-- start --

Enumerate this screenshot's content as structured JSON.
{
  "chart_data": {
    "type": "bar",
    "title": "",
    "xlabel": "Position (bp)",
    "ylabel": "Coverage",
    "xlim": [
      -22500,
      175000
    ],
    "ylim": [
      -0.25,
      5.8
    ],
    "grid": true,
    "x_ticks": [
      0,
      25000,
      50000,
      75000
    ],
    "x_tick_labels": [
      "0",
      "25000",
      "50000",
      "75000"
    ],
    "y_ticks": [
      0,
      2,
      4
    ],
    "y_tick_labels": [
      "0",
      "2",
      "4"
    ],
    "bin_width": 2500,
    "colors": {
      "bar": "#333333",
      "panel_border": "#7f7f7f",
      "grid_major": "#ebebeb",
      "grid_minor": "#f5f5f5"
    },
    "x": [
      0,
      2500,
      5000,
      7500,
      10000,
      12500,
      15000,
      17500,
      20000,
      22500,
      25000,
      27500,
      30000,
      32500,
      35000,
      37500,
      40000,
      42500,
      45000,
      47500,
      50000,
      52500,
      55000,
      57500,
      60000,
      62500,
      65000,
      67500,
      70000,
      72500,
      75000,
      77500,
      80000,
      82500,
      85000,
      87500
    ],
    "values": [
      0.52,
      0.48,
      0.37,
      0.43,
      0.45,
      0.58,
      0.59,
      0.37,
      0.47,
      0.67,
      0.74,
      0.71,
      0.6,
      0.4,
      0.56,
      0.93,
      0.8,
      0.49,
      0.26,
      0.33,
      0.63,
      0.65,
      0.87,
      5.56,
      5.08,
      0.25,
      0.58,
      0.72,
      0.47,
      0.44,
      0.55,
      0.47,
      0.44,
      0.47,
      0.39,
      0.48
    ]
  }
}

-- end --
-- start --

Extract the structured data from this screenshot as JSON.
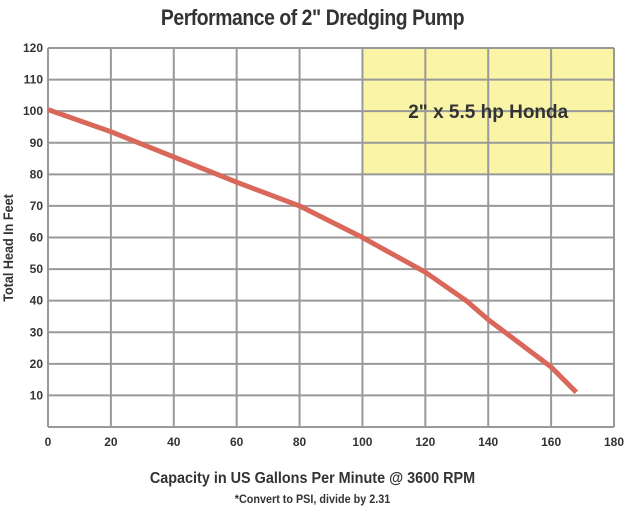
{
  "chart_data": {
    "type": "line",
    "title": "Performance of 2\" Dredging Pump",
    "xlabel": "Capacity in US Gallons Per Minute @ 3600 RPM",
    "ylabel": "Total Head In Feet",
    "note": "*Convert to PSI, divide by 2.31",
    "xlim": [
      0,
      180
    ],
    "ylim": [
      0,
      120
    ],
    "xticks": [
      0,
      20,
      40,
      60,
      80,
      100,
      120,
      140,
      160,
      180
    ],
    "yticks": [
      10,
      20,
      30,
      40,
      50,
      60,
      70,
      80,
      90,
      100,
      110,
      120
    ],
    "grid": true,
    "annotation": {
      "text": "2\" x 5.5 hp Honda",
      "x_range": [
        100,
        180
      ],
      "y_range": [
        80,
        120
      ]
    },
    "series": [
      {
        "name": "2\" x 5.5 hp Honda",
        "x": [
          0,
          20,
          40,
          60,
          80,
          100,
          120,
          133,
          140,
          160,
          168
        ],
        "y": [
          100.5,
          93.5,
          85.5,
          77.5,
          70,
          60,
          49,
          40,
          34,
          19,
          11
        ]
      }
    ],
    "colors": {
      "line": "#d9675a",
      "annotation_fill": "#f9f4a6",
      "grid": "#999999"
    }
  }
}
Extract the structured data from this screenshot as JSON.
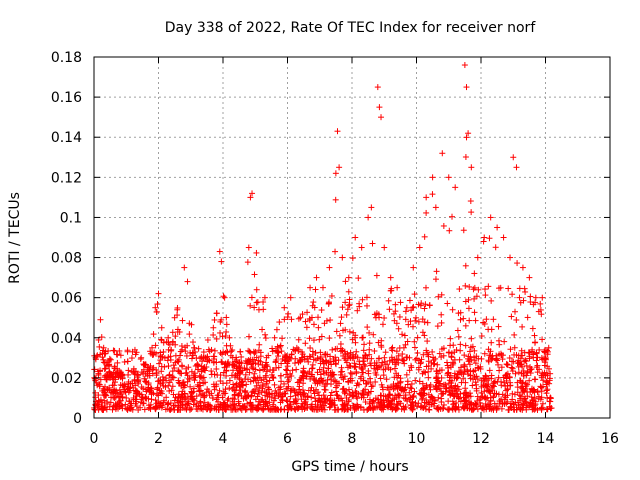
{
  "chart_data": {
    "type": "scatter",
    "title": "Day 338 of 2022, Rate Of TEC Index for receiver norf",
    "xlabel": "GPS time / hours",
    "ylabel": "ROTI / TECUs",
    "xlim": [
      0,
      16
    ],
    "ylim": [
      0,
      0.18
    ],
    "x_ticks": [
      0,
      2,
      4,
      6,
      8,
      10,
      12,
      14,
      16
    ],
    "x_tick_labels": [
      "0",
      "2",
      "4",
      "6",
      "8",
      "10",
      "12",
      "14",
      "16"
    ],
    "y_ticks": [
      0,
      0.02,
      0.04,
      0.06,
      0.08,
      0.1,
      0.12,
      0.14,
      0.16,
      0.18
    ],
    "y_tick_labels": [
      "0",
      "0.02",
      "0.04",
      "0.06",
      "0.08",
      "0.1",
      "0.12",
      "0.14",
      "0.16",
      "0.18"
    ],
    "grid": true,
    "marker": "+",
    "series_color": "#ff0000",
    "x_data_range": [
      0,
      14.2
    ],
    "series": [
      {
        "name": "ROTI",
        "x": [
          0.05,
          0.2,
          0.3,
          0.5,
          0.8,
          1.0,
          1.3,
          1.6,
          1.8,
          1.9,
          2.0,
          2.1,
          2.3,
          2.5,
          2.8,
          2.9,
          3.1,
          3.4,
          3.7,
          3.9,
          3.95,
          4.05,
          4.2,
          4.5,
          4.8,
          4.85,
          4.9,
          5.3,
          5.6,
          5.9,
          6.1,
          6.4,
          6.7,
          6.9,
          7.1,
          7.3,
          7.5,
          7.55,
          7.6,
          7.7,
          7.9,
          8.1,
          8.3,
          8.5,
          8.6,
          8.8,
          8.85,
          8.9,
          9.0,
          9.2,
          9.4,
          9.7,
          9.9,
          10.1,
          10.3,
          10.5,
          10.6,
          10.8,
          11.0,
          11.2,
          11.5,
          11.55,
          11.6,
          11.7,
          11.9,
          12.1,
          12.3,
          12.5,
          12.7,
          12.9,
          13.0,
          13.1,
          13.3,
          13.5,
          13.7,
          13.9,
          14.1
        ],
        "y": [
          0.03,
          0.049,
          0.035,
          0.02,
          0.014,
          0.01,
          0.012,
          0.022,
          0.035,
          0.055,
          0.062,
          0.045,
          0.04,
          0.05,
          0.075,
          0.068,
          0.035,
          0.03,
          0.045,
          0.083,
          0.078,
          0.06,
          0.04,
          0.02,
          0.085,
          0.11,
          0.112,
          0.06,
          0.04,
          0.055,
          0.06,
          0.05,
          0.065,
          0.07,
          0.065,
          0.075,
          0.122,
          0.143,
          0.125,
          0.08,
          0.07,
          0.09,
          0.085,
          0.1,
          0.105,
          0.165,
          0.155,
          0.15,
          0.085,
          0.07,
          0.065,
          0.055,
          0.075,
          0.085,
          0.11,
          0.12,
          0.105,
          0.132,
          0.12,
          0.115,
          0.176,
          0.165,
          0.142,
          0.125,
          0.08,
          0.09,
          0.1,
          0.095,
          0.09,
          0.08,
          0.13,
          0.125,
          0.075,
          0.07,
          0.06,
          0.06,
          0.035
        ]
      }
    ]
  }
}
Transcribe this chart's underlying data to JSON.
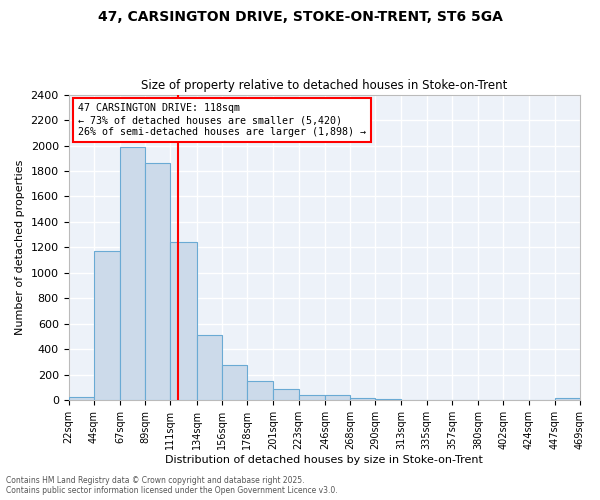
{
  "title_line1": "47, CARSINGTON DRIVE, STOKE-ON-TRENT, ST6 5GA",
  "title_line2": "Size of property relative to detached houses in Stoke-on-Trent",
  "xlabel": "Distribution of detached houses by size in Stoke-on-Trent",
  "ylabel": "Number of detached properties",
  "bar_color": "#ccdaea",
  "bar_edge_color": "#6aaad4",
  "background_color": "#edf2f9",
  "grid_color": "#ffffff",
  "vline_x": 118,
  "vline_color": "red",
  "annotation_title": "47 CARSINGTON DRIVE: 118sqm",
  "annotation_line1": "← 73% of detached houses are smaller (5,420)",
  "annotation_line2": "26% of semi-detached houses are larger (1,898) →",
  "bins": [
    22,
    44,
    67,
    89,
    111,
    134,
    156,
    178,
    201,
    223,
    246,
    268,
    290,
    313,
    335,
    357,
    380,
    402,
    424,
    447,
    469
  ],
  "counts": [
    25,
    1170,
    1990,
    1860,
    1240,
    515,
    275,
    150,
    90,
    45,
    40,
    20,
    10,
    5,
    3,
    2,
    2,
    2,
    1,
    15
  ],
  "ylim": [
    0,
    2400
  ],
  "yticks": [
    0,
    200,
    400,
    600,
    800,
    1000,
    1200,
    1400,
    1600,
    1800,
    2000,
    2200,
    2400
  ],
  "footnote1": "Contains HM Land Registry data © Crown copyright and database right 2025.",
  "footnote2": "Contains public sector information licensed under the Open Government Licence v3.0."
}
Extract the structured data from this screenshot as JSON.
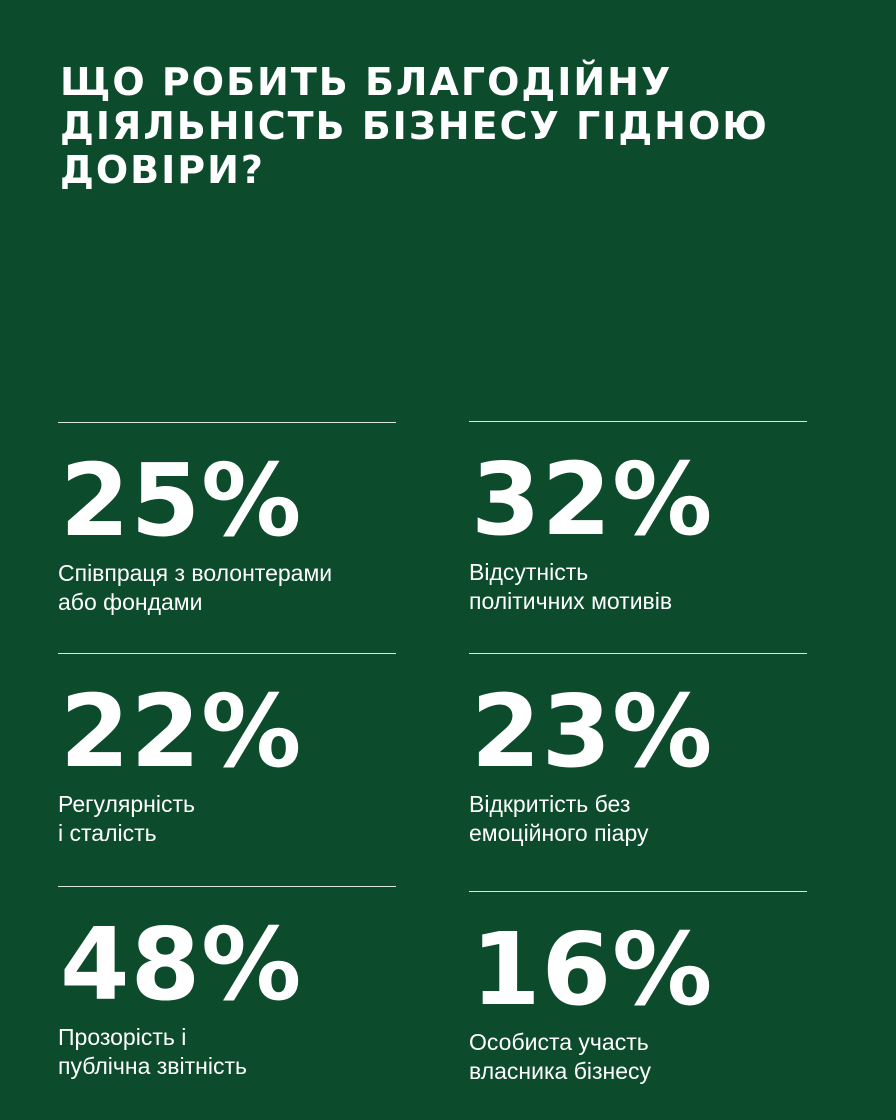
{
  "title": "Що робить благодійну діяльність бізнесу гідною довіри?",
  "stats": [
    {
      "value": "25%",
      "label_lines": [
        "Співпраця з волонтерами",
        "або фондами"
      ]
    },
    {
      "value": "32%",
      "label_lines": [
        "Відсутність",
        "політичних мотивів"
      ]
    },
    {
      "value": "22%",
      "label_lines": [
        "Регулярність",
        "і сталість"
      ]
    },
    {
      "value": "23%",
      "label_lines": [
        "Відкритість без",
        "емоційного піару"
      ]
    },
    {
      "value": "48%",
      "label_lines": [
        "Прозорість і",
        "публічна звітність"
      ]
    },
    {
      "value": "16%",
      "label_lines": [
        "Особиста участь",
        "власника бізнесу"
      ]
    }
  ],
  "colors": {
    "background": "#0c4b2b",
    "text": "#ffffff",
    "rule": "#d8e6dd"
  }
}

-- end --
-- start --

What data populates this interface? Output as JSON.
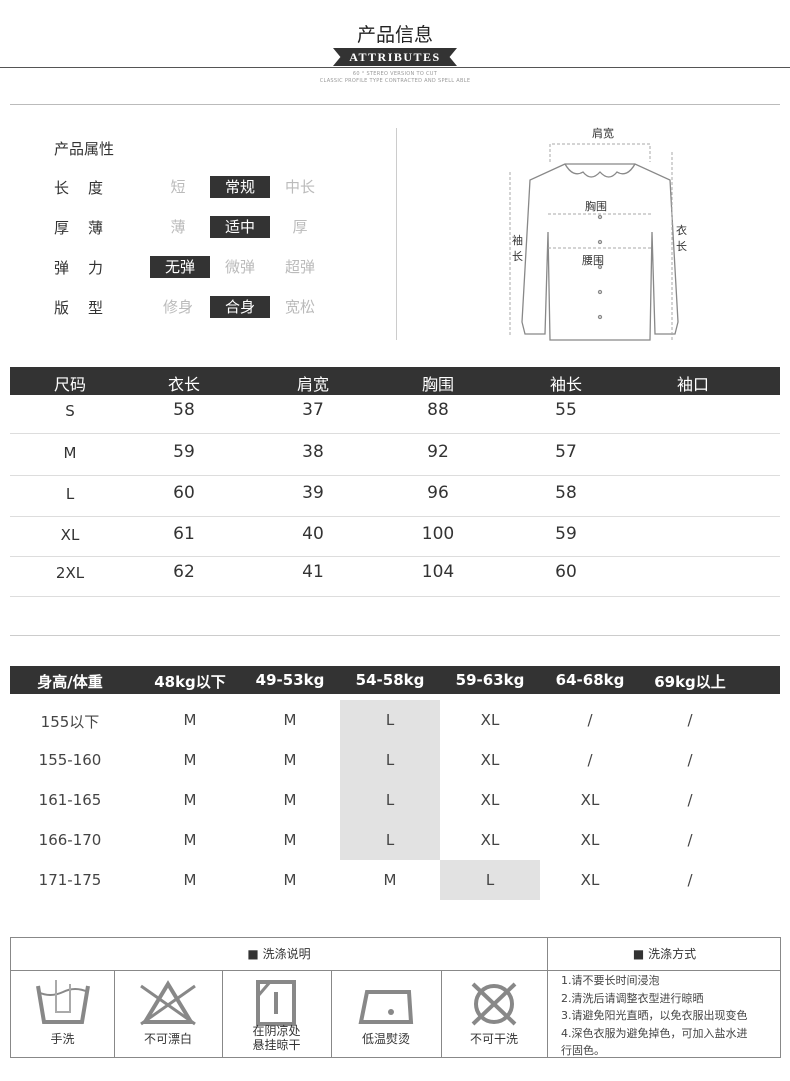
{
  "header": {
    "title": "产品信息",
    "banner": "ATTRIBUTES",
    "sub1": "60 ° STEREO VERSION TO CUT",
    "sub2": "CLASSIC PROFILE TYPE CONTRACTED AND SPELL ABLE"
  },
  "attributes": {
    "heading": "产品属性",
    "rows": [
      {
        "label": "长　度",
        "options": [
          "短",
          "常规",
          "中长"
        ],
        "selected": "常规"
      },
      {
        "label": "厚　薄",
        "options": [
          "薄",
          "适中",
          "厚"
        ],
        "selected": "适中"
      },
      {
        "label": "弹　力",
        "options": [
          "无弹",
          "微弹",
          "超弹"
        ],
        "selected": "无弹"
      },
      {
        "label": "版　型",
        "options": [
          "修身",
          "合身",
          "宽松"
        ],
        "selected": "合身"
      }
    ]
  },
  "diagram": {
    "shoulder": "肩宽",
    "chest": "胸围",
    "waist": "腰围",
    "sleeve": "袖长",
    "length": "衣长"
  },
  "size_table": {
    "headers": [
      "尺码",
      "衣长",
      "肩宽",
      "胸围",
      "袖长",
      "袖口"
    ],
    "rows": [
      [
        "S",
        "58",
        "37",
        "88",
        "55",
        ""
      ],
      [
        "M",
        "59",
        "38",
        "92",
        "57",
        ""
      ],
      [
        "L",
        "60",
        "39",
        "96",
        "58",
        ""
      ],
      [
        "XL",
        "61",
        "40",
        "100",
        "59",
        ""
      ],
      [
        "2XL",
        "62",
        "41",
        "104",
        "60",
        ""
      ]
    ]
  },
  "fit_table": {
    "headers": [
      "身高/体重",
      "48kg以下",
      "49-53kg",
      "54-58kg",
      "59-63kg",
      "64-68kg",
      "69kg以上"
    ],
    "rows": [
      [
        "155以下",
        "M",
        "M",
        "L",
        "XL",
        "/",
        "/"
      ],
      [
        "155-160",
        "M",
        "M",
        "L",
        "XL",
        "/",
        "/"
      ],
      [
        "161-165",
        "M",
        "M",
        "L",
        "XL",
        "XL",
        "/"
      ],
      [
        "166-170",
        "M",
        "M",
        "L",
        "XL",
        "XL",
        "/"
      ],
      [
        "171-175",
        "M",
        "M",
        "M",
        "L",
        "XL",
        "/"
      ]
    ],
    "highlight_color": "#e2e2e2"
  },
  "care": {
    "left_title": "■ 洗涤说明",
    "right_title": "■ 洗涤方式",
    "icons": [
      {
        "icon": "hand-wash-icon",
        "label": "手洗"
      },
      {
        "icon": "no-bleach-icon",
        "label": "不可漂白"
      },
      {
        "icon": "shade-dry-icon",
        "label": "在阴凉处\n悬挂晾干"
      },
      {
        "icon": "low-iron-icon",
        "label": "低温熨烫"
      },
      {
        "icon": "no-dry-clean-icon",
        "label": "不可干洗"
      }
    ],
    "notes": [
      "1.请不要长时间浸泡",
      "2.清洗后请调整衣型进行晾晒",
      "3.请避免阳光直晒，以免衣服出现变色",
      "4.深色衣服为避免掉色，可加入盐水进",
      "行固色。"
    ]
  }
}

-- end --

▶ **Work to do**: Collect, from the material above, every line containing the word "CARSINGTON".

▶ **Completed task**:
  "title_line1": "47, CARSINGTON DRIVE, STOKE-ON-TRENT, ST6 5GA",
  "annotation_title": "47 CARSINGTON DRIVE: 118sqm",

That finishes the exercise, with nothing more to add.